> _Records to use_:

════════

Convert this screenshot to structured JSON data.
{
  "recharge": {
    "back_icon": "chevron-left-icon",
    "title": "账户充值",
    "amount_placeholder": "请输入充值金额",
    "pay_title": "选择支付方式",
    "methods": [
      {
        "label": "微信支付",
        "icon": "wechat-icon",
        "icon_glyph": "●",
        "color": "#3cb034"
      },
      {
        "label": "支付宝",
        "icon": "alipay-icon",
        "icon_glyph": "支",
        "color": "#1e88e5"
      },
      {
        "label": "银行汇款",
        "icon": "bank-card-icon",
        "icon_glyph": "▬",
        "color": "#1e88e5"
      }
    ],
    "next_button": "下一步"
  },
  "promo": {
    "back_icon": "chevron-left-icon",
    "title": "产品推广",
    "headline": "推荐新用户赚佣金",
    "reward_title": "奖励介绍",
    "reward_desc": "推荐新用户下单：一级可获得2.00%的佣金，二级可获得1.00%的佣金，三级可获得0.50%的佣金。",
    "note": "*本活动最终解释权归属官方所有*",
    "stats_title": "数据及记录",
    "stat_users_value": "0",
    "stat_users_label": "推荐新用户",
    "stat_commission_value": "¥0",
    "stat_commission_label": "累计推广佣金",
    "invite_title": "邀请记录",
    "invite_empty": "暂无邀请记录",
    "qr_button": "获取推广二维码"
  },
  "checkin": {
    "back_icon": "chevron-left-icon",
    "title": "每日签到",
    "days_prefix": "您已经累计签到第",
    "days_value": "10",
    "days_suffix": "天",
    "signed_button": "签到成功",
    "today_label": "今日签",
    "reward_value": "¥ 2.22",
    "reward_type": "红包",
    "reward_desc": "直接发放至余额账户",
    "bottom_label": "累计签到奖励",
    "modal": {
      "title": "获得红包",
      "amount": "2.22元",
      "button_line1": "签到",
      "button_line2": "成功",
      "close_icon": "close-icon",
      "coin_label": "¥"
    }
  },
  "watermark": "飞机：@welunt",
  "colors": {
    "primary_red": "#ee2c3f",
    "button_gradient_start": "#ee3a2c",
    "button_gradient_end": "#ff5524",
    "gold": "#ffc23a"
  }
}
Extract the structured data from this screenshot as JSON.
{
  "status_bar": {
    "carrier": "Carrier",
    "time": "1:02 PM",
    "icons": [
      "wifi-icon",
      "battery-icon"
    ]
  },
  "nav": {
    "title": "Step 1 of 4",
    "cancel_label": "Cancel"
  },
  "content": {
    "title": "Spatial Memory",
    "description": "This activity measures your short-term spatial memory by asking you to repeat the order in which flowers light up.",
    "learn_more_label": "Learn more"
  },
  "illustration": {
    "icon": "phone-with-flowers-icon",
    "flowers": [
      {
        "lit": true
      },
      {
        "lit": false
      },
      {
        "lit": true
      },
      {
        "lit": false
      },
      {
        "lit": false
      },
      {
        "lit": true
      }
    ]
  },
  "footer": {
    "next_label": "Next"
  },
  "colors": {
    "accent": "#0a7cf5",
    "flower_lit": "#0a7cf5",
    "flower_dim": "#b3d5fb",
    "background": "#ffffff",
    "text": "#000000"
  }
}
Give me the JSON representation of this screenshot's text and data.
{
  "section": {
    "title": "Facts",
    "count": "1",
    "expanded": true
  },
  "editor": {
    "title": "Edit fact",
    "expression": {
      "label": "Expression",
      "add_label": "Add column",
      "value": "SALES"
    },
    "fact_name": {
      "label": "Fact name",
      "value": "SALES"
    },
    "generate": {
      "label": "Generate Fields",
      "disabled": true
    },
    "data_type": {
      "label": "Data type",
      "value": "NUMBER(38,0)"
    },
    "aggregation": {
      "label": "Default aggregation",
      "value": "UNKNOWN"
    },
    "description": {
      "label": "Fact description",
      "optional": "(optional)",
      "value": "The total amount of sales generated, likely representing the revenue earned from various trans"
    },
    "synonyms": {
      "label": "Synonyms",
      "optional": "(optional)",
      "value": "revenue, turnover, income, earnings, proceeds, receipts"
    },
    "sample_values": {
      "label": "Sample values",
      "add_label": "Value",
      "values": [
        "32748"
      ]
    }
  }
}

════════

> _What to do_: Copy each line of the data above that holds "description".

> _Answer to this task_:
    "description": "This activity measures your short-term spatial memory by asking you to repeat the order in which flowers light up.",
    "description": {
      "label": "Fact description",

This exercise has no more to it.